To be done
From the records below, extract all the text exactly and leave the images behind.

>> Start Supplied information

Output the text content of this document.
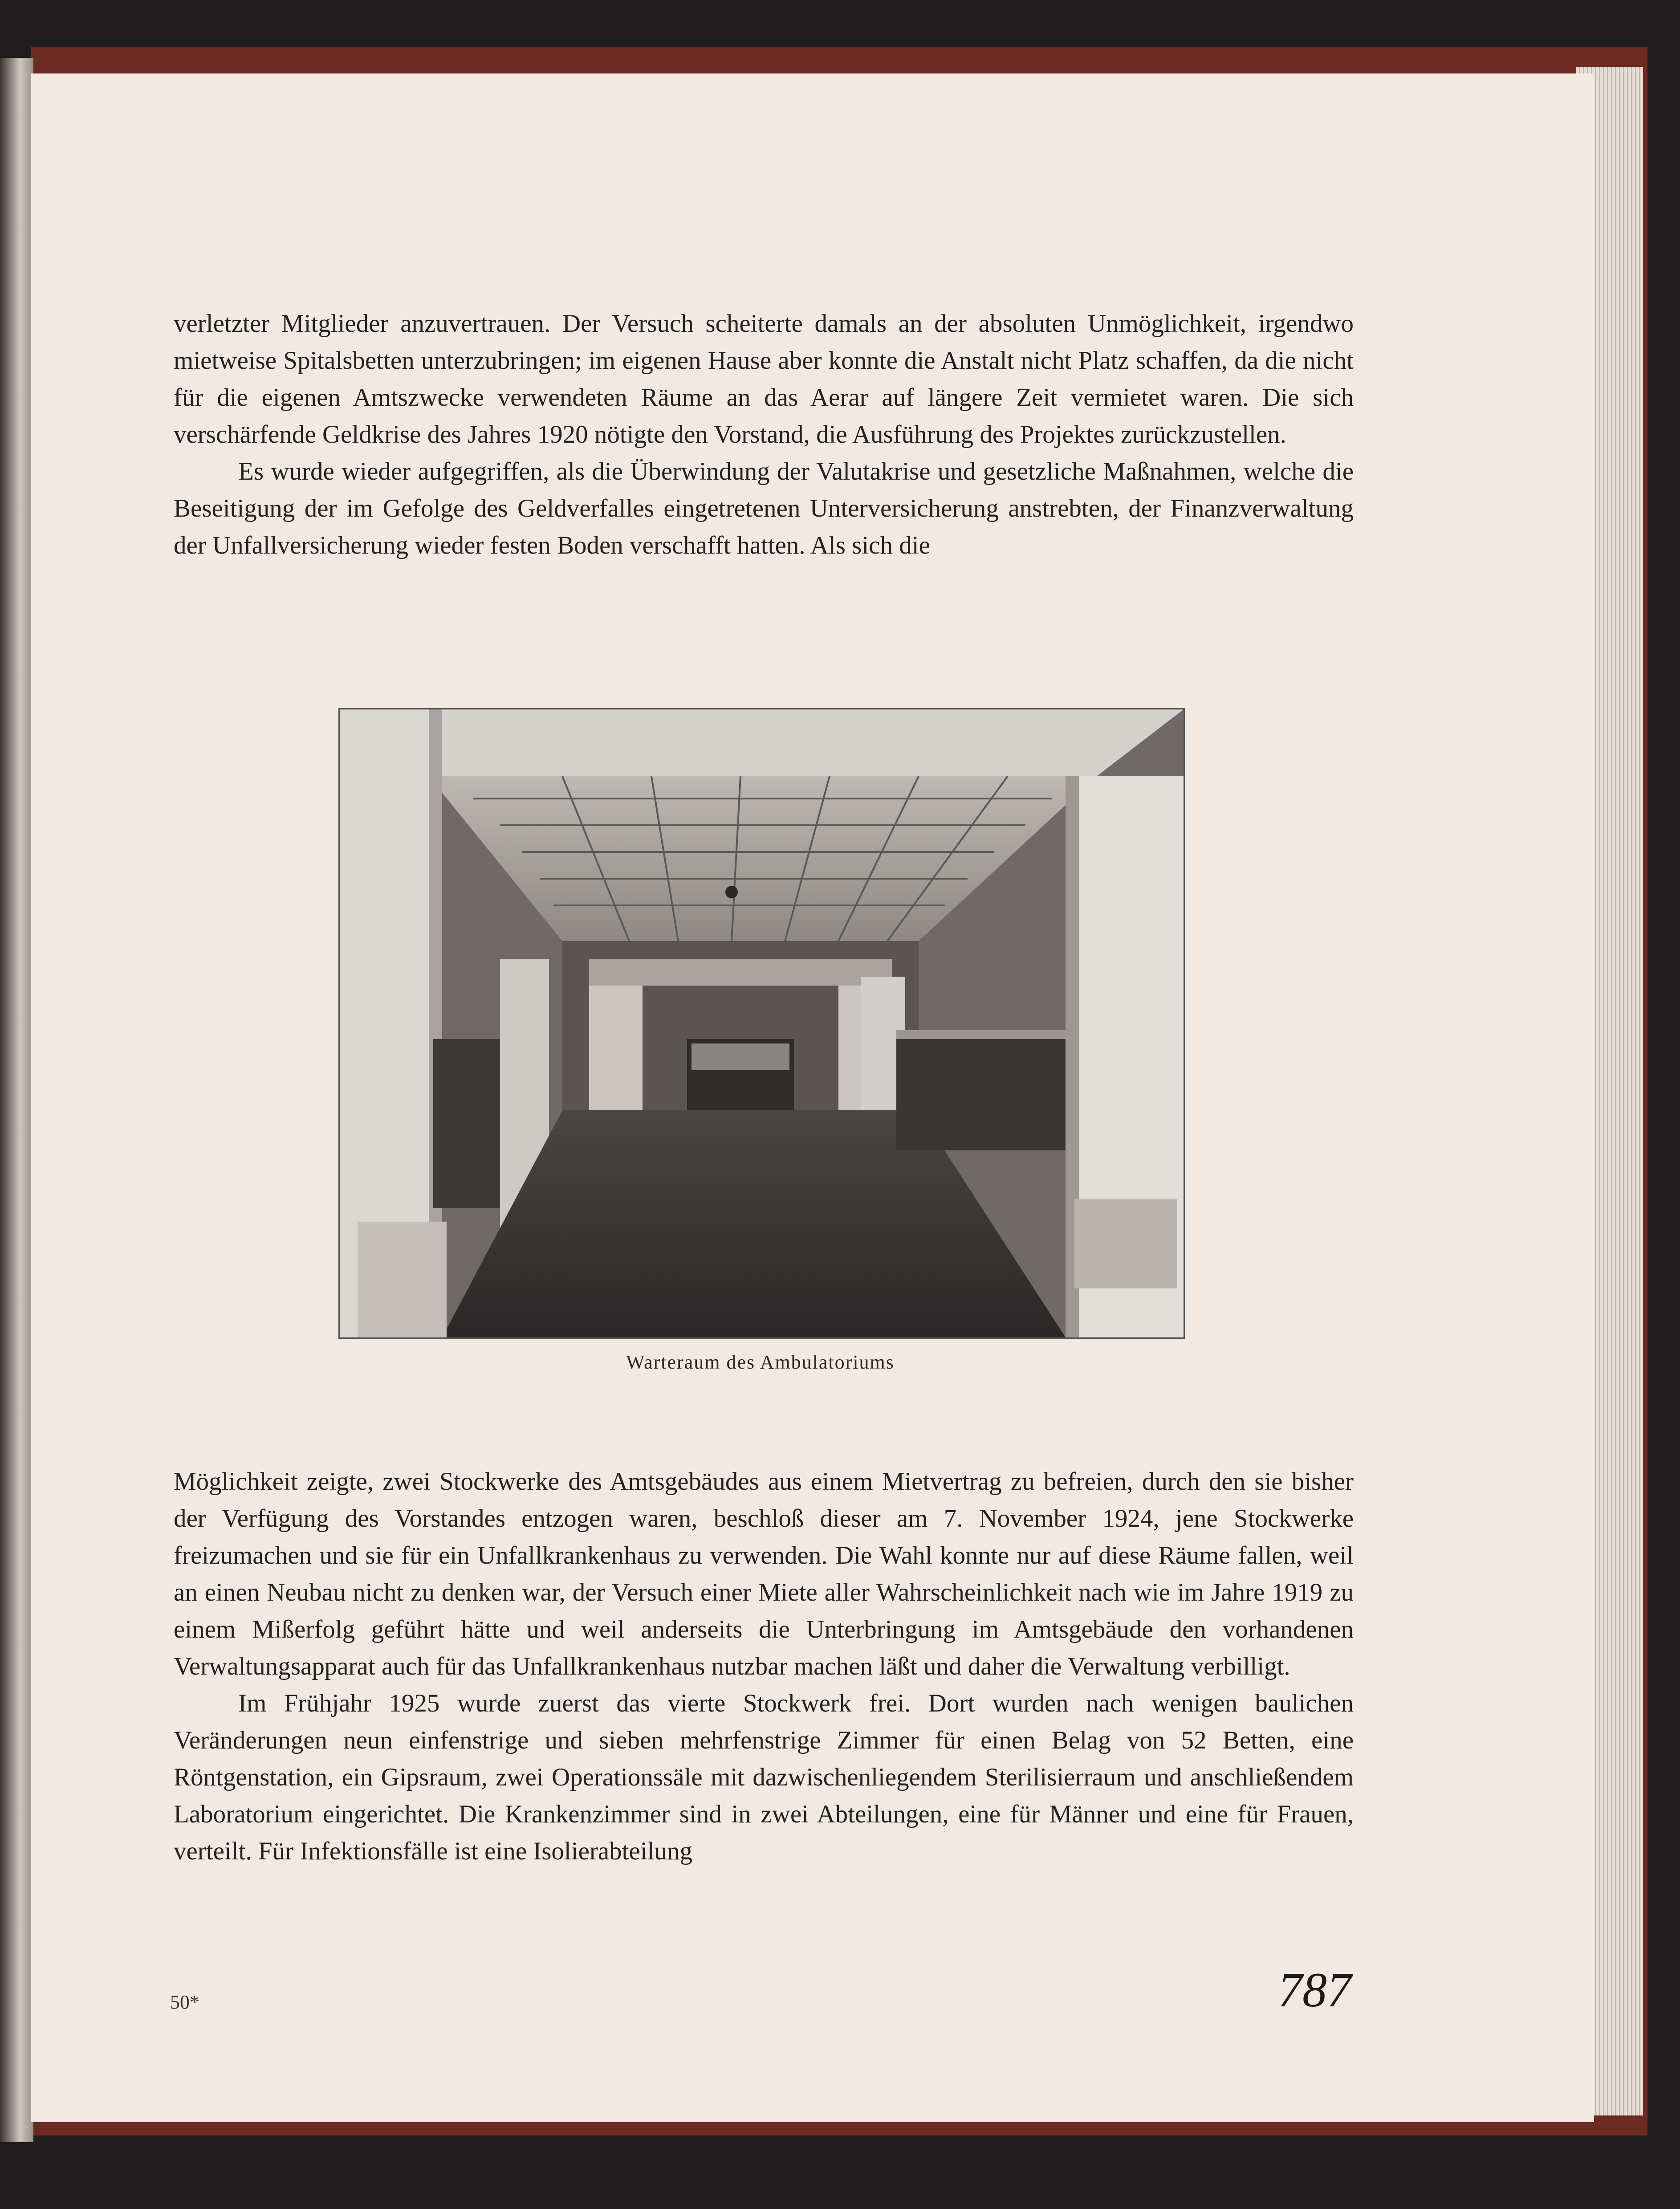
verletzter Mitglieder anzuvertrauen. Der Versuch scheiterte damals an der absoluten Unmöglichkeit, irgendwo mietweise Spitalsbetten unterzubringen; im eigenen Hause aber konnte die Anstalt nicht Platz schaffen, da die nicht für die eigenen Amtszwecke verwendeten Räume an das Aerar auf längere Zeit vermietet waren. Die sich verschärfende Geldkrise des Jahres 1920 nötigte den Vorstand, die Ausführung des Projektes zurückzustellen.

Es wurde wieder aufgegriffen, als die Überwindung der Valutakrise und gesetzliche Maßnahmen, welche die Beseitigung der im Gefolge des Geldverfalles eingetretenen Unterversicherung anstrebten, der Finanzverwaltung der Unfallversicherung wieder festen Boden verschafft hatten. Als sich die

Warteraum des Ambulatoriums

Möglichkeit zeigte, zwei Stockwerke des Amtsgebäudes aus einem Mietvertrag zu befreien, durch den sie bisher der Verfügung des Vorstandes entzogen waren, beschloß dieser am 7. November 1924, jene Stockwerke freizumachen und sie für ein Unfallkrankenhaus zu verwenden. Die Wahl konnte nur auf diese Räume fallen, weil an einen Neubau nicht zu denken war, der Versuch einer Miete aller Wahrscheinlichkeit nach wie im Jahre 1919 zu einem Mißerfolg geführt hätte und weil anderseits die Unterbringung im Amtsgebäude den vorhandenen Verwaltungsapparat auch für das Unfallkrankenhaus nutzbar machen läßt und daher die Verwaltung verbilligt.

Im Frühjahr 1925 wurde zuerst das vierte Stockwerk frei. Dort wurden nach wenigen baulichen Veränderungen neun einfenstrige und sieben mehrfenstrige Zimmer für einen Belag von 52 Betten, eine Röntgenstation, ein Gipsraum, zwei Operationssäle mit dazwischenliegendem Sterilisierraum und anschließendem Laboratorium eingerichtet. Die Krankenzimmer sind in zwei Abteilungen, eine für Männer und eine für Frauen, verteilt. Für Infektionsfälle ist eine Isolierabteilung

50*	787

>> End Supplied information

Written answer
Output the text content of this document.
verletzter Mitglieder anzuvertrauen. Der Versuch scheiterte damals an der absoluten Unmöglichkeit, irgendwo mietweise Spitalsbetten unterzubringen; im eigenen Hause aber konnte die Anstalt nicht Platz schaffen, da die nicht für die eigenen Amtszwecke verwendeten Räume an das Aerar auf längere Zeit vermietet waren. Die sich verschärfende Geldkrise des Jahres 1920 nötigte den Vorstand, die Ausführung des Projektes zurückzustellen.

Es wurde wieder aufgegriffen, als die Überwindung der Valutakrise und gesetzliche Maßnahmen, welche die Beseitigung der im Gefolge des Geldverfalles eingetretenen Unterversicherung anstrebten, der Finanzverwaltung der Unfallversicherung wieder festen Boden verschafft hatten. Als sich die

Warteraum des Ambulatoriums

Möglichkeit zeigte, zwei Stockwerke des Amtsgebäudes aus einem Mietvertrag zu befreien, durch den sie bisher der Verfügung des Vorstandes entzogen waren, beschloß dieser am 7. November 1924, jene Stockwerke freizumachen und sie für ein Unfallkrankenhaus zu verwenden. Die Wahl konnte nur auf diese Räume fallen, weil an einen Neubau nicht zu denken war, der Versuch einer Miete aller Wahrscheinlichkeit nach wie im Jahre 1919 zu einem Mißerfolg geführt hätte und weil anderseits die Unterbringung im Amtsgebäude den vorhandenen Verwaltungsapparat auch für das Unfallkrankenhaus nutzbar machen läßt und daher die Verwaltung verbilligt.

Im Frühjahr 1925 wurde zuerst das vierte Stockwerk frei. Dort wurden nach wenigen baulichen Veränderungen neun einfenstrige und sieben mehrfenstrige Zimmer für einen Belag von 52 Betten, eine Röntgenstation, ein Gipsraum, zwei Operationssäle mit dazwischenliegendem Sterilisierraum und anschließendem Laboratorium eingerichtet. Die Krankenzimmer sind in zwei Abteilungen, eine für Männer und eine für Frauen, verteilt. Für Infektionsfälle ist eine Isolierabteilung

50*	787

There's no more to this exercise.